Every record must be transcribed in its entirety, apart from the images, which are to be omitted.

— Start INFORMATION PROVIDED —

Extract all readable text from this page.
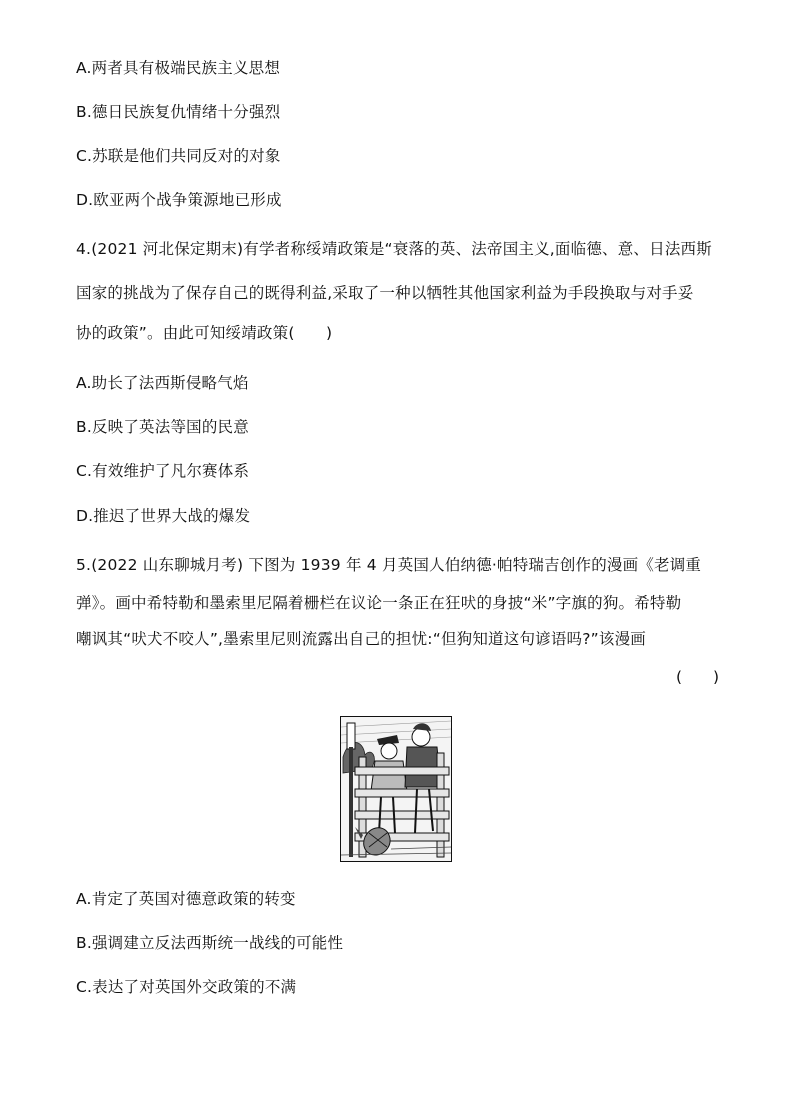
A.两者具有极端民族主义思想
B.德日民族复仇情绪十分强烈
C.苏联是他们共同反对的对象
D.欧亚两个战争策源地已形成
4.(2021 河北保定期末)有学者称绥靖政策是“衰落的英、法帝国主义,面临德、意、日法西斯
国家的挑战为了保存自己的既得利益,采取了一种以牺牲其他国家利益为手段换取与对手妥
协的政策”。由此可知绥靖政策(　　)
A.助长了法西斯侵略气焰
B.反映了英法等国的民意
C.有效维护了凡尔赛体系
D.推迟了世界大战的爆发
5.(2022 山东聊城月考) 下图为 1939 年 4 月英国人伯纳德·帕特瑞吉创作的漫画《老调重
弹》。画中希特勒和墨索里尼隔着栅栏在议论一条正在狂吠的身披“米”字旗的狗。希特勒
嘲讽其“吠犬不咬人”,墨索里尼则流露出自己的担忧:“但狗知道这句谚语吗?”该漫画
(　　)
A.肯定了英国对德意政策的转变
B.强调建立反法西斯统一战线的可能性
C.表达了对英国外交政策的不满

— End INFORMATION PROVIDED —

* [RESULT FOR THIS TASK]
Extract all readable text from this page.
A.两者具有极端民族主义思想
B.德日民族复仇情绪十分强烈
C.苏联是他们共同反对的对象
D.欧亚两个战争策源地已形成
4.(2021 河北保定期末)有学者称绥靖政策是“衰落的英、法帝国主义,面临德、意、日法西斯
国家的挑战为了保存自己的既得利益,采取了一种以牺牲其他国家利益为手段换取与对手妥
协的政策”。由此可知绥靖政策(　　)
A.助长了法西斯侵略气焰
B.反映了英法等国的民意
C.有效维护了凡尔赛体系
D.推迟了世界大战的爆发
5.(2022 山东聊城月考) 下图为 1939 年 4 月英国人伯纳德·帕特瑞吉创作的漫画《老调重
弹》。画中希特勒和墨索里尼隔着栅栏在议论一条正在狂吠的身披“米”字旗的狗。希特勒
嘲讽其“吠犬不咬人”,墨索里尼则流露出自己的担忧:“但狗知道这句谚语吗?”该漫画
(　　)
A.肯定了英国对德意政策的转变
B.强调建立反法西斯统一战线的可能性
C.表达了对英国外交政策的不满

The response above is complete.